### WHAT IS REQUIRED
The answer must be an exact copy of the lines from the one holding "Type out the text in this image." through the final line of the entries, and nothing else.

[Document content entries]
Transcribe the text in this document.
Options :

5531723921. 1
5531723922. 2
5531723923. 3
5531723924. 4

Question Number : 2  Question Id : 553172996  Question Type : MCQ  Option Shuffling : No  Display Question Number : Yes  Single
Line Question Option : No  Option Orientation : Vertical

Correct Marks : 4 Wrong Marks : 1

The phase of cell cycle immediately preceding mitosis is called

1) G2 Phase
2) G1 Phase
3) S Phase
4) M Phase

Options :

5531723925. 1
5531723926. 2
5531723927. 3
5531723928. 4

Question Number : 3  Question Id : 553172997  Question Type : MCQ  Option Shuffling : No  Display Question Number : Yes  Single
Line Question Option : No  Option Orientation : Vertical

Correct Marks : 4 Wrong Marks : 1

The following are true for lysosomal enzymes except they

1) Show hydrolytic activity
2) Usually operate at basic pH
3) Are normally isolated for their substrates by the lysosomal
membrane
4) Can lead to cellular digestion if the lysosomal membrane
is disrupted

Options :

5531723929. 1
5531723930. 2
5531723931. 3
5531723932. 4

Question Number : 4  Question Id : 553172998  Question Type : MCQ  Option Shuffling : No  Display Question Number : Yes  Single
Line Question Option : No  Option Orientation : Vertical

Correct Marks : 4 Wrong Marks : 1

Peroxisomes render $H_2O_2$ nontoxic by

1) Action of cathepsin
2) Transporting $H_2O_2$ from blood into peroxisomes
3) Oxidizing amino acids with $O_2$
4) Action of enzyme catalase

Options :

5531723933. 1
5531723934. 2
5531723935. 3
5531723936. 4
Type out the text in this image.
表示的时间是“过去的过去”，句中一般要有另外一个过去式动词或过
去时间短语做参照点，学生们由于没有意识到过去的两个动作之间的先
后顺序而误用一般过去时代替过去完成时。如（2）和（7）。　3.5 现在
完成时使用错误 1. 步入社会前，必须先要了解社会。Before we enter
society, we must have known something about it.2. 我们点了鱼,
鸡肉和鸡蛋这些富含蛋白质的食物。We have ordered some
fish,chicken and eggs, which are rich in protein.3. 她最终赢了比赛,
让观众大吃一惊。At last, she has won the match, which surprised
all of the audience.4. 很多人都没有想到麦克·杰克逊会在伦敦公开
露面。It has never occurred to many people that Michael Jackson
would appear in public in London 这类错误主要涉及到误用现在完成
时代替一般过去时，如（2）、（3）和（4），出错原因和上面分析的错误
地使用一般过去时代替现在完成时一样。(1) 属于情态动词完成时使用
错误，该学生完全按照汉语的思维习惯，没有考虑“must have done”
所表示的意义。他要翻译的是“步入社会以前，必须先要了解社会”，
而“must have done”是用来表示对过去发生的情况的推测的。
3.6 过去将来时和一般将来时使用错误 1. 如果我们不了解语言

### RESULT OF THE EXERCISE
Type out the text in this image.
表示的时间是“过去的过去”，句中一般要有另外一个过去式动词或过
去时间短语做参照点，学生们由于没有意识到过去的两个动作之间的先
后顺序而误用一般过去时代替过去完成时。如（2）和（7）。　3.5 现在
完成时使用错误 1. 步入社会前，必须先要了解社会。Before we enter
society, we must have known something about it.2. 我们点了鱼,
鸡肉和鸡蛋这些富含蛋白质的食物。We have ordered some
fish,chicken and eggs, which are rich in protein.3. 她最终赢了比赛,
让观众大吃一惊。At last, she has won the match, which surprised
all of the audience.4. 很多人都没有想到麦克·杰克逊会在伦敦公开
露面。It has never occurred to many people that Michael Jackson
would appear in public in London 这类错误主要涉及到误用现在完成
时代替一般过去时，如（2）、（3）和（4），出错原因和上面分析的错误
地使用一般过去时代替现在完成时一样。(1) 属于情态动词完成时使用
错误，该学生完全按照汉语的思维习惯，没有考虑“must have done”
所表示的意义。他要翻译的是“步入社会以前，必须先要了解社会”，
而“must have done”是用来表示对过去发生的情况的推测的。
3.6 过去将来时和一般将来时使用错误 1. 如果我们不了解语言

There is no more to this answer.